***** Information supplied *****
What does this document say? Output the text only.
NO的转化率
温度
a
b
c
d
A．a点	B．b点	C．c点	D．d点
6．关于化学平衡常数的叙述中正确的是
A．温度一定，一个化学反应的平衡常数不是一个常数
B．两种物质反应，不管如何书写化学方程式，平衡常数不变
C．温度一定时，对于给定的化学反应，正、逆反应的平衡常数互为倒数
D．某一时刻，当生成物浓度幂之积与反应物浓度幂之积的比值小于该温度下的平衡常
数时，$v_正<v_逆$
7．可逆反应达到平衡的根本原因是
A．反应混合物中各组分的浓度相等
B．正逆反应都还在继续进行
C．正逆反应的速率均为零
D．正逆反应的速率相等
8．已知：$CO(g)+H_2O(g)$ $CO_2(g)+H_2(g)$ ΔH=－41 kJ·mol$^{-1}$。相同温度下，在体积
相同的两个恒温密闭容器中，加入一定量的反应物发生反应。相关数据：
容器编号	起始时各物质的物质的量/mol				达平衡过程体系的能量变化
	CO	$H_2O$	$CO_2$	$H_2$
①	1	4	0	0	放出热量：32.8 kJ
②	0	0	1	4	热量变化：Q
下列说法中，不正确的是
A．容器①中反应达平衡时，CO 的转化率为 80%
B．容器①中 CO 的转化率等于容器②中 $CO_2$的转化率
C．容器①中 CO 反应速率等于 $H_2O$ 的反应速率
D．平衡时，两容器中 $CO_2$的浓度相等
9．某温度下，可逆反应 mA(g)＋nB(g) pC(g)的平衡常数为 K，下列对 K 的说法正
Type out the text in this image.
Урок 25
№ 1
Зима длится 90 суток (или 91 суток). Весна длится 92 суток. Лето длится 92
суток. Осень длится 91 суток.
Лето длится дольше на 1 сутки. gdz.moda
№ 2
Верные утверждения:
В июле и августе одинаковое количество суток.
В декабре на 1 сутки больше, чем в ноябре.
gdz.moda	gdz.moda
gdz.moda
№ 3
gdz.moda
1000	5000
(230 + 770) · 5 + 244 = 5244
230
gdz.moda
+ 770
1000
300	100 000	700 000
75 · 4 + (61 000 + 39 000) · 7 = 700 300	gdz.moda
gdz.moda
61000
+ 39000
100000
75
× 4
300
*****
Retype all the material above precisely, with no line left out.

Complete response:
What does this document say? Output the text only.
NO的转化率
温度
a
b
c
d
A．a点	B．b点	C．c点	D．d点
6．关于化学平衡常数的叙述中正确的是
A．温度一定，一个化学反应的平衡常数不是一个常数
B．两种物质反应，不管如何书写化学方程式，平衡常数不变
C．温度一定时，对于给定的化学反应，正、逆反应的平衡常数互为倒数
D．某一时刻，当生成物浓度幂之积与反应物浓度幂之积的比值小于该温度下的平衡常
数时，$v_正<v_逆$
7．可逆反应达到平衡的根本原因是
A．反应混合物中各组分的浓度相等
B．正逆反应都还在继续进行
C．正逆反应的速率均为零
D．正逆反应的速率相等
8．已知：$CO(g)+H_2O(g)$ $CO_2(g)+H_2(g)$ ΔH=－41 kJ·mol$^{-1}$。相同温度下，在体积
相同的两个恒温密闭容器中，加入一定量的反应物发生反应。相关数据：
容器编号	起始时各物质的物质的量/mol				达平衡过程体系的能量变化
	CO	$H_2O$	$CO_2$	$H_2$
①	1	4	0	0	放出热量：32.8 kJ
②	0	0	1	4	热量变化：Q
下列说法中，不正确的是
A．容器①中反应达平衡时，CO 的转化率为 80%
B．容器①中 CO 的转化率等于容器②中 $CO_2$的转化率
C．容器①中 CO 反应速率等于 $H_2O$ 的反应速率
D．平衡时，两容器中 $CO_2$的浓度相等
9．某温度下，可逆反应 mA(g)＋nB(g) pC(g)的平衡常数为 K，下列对 K 的说法正
Type out the text in this image.
Урок 25
№ 1
Зима длится 90 суток (или 91 суток). Весна длится 92 суток. Лето длится 92
суток. Осень длится 91 суток.
Лето длится дольше на 1 сутки. gdz.moda
№ 2
Верные утверждения:
В июле и августе одинаковое количество суток.
В декабре на 1 сутки больше, чем в ноябре.
gdz.moda	gdz.moda
gdz.moda
№ 3
gdz.moda
1000	5000
(230 + 770) · 5 + 244 = 5244
230
gdz.moda
+ 770
1000
300	100 000	700 000
75 · 4 + (61 000 + 39 000) · 7 = 700 300	gdz.moda
gdz.moda
61000
+ 39000
100000
75
× 4
300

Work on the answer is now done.